● Short exercise
Search the records below for the word "hosts" and show every line where it occurs.

— begin Input material —

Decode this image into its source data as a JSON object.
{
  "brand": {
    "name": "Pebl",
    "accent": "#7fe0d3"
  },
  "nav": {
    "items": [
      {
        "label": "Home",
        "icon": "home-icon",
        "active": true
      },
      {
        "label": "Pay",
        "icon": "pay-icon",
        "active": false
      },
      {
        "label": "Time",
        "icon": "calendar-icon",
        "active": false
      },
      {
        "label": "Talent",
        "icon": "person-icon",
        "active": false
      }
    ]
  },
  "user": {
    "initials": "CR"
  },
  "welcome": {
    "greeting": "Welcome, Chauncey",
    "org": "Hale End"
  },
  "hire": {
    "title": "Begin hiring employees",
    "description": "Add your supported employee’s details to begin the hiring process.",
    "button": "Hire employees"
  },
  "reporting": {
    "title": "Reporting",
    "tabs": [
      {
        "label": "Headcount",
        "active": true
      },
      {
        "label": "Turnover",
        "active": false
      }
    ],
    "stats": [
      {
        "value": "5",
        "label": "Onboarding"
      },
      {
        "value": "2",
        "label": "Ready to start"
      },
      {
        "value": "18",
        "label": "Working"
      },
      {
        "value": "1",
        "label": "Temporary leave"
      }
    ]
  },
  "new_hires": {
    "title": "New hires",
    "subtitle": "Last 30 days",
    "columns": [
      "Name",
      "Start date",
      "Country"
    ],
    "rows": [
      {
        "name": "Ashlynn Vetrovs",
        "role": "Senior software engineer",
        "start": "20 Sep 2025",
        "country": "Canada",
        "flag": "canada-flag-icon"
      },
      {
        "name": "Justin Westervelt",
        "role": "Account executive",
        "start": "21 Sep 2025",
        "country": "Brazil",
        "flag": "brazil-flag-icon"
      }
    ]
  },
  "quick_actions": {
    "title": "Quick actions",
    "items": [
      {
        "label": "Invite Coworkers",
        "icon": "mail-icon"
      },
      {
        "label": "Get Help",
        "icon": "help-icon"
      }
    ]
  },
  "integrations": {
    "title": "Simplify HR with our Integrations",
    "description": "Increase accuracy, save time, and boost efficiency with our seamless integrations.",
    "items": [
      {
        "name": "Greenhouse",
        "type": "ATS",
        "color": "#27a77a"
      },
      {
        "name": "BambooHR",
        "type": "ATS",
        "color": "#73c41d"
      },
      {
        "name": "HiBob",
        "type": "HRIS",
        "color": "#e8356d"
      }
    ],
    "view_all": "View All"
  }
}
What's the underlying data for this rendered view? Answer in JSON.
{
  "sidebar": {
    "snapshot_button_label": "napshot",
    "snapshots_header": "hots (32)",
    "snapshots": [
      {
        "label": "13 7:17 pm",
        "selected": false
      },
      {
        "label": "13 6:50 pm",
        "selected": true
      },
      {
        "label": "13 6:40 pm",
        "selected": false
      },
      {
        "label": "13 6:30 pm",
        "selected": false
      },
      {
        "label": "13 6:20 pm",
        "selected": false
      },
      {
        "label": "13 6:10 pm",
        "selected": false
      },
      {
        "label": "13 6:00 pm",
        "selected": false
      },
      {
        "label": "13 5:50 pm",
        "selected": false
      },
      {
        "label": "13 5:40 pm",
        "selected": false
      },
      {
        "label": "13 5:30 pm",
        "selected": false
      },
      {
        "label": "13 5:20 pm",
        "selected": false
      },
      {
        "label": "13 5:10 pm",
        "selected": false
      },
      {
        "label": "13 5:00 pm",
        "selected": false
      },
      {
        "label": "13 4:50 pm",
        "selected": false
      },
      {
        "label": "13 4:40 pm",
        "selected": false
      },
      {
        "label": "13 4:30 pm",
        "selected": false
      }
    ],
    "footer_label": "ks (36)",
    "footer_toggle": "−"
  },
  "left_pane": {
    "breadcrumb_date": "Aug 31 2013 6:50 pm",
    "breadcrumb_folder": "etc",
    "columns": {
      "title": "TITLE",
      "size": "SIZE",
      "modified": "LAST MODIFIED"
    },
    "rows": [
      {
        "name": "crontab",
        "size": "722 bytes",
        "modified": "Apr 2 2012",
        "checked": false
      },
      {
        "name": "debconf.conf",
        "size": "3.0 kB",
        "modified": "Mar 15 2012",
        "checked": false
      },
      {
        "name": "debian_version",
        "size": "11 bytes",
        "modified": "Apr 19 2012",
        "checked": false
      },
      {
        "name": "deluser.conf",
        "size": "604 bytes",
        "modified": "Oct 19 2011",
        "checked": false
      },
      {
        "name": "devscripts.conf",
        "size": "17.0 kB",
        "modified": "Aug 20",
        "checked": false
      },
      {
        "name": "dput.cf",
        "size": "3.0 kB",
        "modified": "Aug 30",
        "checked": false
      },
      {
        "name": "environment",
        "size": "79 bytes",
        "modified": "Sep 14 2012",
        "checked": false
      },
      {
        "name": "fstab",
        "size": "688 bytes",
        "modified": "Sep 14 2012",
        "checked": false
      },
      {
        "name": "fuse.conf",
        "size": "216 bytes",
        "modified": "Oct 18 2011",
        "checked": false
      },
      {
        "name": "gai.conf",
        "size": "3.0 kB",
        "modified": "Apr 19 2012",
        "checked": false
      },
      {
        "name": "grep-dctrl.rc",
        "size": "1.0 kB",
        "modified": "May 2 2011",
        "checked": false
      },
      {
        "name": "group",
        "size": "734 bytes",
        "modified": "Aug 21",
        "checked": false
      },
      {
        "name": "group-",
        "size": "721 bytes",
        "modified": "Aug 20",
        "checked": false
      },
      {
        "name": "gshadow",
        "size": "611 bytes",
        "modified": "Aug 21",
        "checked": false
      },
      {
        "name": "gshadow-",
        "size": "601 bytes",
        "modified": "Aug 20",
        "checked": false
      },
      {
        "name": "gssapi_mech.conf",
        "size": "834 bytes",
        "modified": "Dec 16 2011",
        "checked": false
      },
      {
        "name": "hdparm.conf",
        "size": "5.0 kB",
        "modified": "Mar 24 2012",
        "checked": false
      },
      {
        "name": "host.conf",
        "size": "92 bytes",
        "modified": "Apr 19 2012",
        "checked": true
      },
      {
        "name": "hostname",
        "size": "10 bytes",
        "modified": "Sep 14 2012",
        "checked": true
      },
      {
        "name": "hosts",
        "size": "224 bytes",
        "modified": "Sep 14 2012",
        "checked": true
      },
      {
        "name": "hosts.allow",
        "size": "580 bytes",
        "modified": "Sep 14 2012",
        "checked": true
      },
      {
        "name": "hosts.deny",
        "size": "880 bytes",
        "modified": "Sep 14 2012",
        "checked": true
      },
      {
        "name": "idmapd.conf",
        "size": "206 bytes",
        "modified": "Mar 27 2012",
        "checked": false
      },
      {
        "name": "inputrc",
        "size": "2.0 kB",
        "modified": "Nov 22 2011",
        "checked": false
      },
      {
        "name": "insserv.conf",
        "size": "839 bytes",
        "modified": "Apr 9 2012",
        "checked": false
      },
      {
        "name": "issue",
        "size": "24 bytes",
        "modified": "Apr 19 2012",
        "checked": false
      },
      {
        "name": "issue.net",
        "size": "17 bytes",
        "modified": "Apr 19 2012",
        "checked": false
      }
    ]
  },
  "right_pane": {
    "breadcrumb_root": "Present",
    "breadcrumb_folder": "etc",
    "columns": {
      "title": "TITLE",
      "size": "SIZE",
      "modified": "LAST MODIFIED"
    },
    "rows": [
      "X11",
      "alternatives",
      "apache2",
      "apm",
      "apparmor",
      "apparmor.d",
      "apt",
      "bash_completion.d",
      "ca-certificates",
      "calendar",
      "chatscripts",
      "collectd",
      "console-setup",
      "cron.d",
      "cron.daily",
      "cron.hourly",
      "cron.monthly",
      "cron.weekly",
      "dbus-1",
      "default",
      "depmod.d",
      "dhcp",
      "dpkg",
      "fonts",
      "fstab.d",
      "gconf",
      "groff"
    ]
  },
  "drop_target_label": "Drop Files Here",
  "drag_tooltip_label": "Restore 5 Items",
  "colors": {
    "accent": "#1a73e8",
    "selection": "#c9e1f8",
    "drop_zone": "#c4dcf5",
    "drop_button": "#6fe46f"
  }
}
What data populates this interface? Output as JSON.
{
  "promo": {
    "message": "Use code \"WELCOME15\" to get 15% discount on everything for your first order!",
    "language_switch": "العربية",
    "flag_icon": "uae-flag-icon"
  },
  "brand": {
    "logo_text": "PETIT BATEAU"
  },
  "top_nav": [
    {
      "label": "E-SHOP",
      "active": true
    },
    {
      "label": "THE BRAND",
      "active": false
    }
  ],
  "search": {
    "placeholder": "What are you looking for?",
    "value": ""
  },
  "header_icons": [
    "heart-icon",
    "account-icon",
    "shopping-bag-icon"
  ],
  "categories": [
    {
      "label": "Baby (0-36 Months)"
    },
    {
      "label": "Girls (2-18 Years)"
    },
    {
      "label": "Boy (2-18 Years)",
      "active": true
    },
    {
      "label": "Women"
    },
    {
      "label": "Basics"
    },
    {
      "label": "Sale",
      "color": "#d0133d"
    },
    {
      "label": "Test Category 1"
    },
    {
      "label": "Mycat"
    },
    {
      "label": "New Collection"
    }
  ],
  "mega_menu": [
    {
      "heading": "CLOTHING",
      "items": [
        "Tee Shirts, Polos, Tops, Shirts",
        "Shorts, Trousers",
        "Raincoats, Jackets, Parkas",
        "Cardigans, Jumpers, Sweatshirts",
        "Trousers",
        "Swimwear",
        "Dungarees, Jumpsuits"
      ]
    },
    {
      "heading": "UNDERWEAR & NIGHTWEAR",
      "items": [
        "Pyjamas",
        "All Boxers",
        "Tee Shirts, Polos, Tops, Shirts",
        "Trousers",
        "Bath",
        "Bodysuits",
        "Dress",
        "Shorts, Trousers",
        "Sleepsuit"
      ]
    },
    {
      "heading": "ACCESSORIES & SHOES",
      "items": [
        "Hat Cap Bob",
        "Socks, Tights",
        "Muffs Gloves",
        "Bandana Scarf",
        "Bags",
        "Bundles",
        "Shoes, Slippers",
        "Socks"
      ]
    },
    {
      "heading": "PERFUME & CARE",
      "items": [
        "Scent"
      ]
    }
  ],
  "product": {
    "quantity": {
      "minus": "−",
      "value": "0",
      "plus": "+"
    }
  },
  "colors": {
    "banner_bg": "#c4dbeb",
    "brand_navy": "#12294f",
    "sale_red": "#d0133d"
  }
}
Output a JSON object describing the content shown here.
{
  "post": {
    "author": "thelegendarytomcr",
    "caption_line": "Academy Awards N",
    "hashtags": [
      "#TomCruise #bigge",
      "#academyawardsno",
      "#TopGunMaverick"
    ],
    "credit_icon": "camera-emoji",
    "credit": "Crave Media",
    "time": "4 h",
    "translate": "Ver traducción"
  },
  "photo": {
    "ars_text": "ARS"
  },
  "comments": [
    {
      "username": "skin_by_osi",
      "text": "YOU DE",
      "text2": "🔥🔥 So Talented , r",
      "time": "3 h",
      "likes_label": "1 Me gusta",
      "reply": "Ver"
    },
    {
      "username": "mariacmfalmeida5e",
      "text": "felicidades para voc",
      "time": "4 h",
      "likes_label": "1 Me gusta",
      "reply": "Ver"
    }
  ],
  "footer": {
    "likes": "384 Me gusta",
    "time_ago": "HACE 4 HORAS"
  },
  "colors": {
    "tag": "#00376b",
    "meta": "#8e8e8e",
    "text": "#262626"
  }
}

— end Input material —

● Answer
        "name": "hosts",
        "name": "hosts.allow",
        "name": "hosts.deny",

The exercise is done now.